==== DATA PROVIDED ====
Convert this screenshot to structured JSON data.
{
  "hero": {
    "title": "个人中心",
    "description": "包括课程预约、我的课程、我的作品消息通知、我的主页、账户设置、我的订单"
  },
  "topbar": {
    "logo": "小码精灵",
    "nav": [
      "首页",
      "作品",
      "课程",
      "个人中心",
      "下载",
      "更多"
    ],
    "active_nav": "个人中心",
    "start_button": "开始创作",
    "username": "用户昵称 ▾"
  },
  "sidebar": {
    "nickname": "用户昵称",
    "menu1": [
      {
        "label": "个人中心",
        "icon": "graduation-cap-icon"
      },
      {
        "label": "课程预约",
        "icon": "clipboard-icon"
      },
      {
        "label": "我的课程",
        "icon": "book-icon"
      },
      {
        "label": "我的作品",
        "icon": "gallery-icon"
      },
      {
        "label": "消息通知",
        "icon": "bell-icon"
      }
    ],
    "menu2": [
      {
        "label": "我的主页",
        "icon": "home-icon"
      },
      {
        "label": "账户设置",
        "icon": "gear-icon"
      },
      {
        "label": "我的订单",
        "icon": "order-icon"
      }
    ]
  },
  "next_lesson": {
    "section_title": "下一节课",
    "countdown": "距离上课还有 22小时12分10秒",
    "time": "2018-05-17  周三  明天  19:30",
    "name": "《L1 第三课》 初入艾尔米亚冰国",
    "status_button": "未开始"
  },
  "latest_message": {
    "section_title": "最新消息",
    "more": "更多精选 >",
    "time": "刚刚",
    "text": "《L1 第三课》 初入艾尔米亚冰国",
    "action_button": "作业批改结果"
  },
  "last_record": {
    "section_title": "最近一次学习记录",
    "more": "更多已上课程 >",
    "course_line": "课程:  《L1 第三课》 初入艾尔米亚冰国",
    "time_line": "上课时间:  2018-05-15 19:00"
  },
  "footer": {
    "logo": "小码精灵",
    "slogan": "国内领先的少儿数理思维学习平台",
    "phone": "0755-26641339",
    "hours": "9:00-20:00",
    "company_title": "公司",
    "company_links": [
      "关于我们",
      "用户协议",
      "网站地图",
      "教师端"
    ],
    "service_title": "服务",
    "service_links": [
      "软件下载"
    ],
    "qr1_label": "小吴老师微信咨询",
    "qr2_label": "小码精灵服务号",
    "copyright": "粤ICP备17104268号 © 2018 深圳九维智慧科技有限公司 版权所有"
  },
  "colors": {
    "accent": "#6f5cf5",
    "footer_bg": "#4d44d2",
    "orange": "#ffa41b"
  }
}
====
**AIM OF THE TASK**
Give back the whole listing, word for word.

**RESULT FOR THIS TASK**
Convert this screenshot to structured JSON data.
{
  "hero": {
    "title": "个人中心",
    "description": "包括课程预约、我的课程、我的作品消息通知、我的主页、账户设置、我的订单"
  },
  "topbar": {
    "logo": "小码精灵",
    "nav": [
      "首页",
      "作品",
      "课程",
      "个人中心",
      "下载",
      "更多"
    ],
    "active_nav": "个人中心",
    "start_button": "开始创作",
    "username": "用户昵称 ▾"
  },
  "sidebar": {
    "nickname": "用户昵称",
    "menu1": [
      {
        "label": "个人中心",
        "icon": "graduation-cap-icon"
      },
      {
        "label": "课程预约",
        "icon": "clipboard-icon"
      },
      {
        "label": "我的课程",
        "icon": "book-icon"
      },
      {
        "label": "我的作品",
        "icon": "gallery-icon"
      },
      {
        "label": "消息通知",
        "icon": "bell-icon"
      }
    ],
    "menu2": [
      {
        "label": "我的主页",
        "icon": "home-icon"
      },
      {
        "label": "账户设置",
        "icon": "gear-icon"
      },
      {
        "label": "我的订单",
        "icon": "order-icon"
      }
    ]
  },
  "next_lesson": {
    "section_title": "下一节课",
    "countdown": "距离上课还有 22小时12分10秒",
    "time": "2018-05-17  周三  明天  19:30",
    "name": "《L1 第三课》 初入艾尔米亚冰国",
    "status_button": "未开始"
  },
  "latest_message": {
    "section_title": "最新消息",
    "more": "更多精选 >",
    "time": "刚刚",
    "text": "《L1 第三课》 初入艾尔米亚冰国",
    "action_button": "作业批改结果"
  },
  "last_record": {
    "section_title": "最近一次学习记录",
    "more": "更多已上课程 >",
    "course_line": "课程:  《L1 第三课》 初入艾尔米亚冰国",
    "time_line": "上课时间:  2018-05-15 19:00"
  },
  "footer": {
    "logo": "小码精灵",
    "slogan": "国内领先的少儿数理思维学习平台",
    "phone": "0755-26641339",
    "hours": "9:00-20:00",
    "company_title": "公司",
    "company_links": [
      "关于我们",
      "用户协议",
      "网站地图",
      "教师端"
    ],
    "service_title": "服务",
    "service_links": [
      "软件下载"
    ],
    "qr1_label": "小吴老师微信咨询",
    "qr2_label": "小码精灵服务号",
    "copyright": "粤ICP备17104268号 © 2018 深圳九维智慧科技有限公司 版权所有"
  },
  "colors": {
    "accent": "#6f5cf5",
    "footer_bg": "#4d44d2",
    "orange": "#ffa41b"
  }
}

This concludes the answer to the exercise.